--- Start DATA PROVIDED ---
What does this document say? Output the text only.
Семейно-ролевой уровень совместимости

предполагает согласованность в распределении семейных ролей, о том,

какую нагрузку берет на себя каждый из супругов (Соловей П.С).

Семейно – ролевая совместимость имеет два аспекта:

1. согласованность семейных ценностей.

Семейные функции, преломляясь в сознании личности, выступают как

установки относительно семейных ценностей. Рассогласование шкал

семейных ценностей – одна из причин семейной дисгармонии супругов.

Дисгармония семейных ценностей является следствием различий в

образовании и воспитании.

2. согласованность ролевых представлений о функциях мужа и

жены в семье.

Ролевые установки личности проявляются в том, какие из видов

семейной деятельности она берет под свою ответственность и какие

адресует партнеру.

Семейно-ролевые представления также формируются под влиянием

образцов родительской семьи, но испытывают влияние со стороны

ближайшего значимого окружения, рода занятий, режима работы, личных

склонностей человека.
--- End DATA PROVIDED ---
▸ PROBLEM DESCRIPTION: Search the records for the word "какие", then list every line that has it.

▸ OUTPUT FOR THIS TASK:
Ролевые установки личности проявляются в том, какие из видов
семейной деятельности она берет под свою ответственность и какие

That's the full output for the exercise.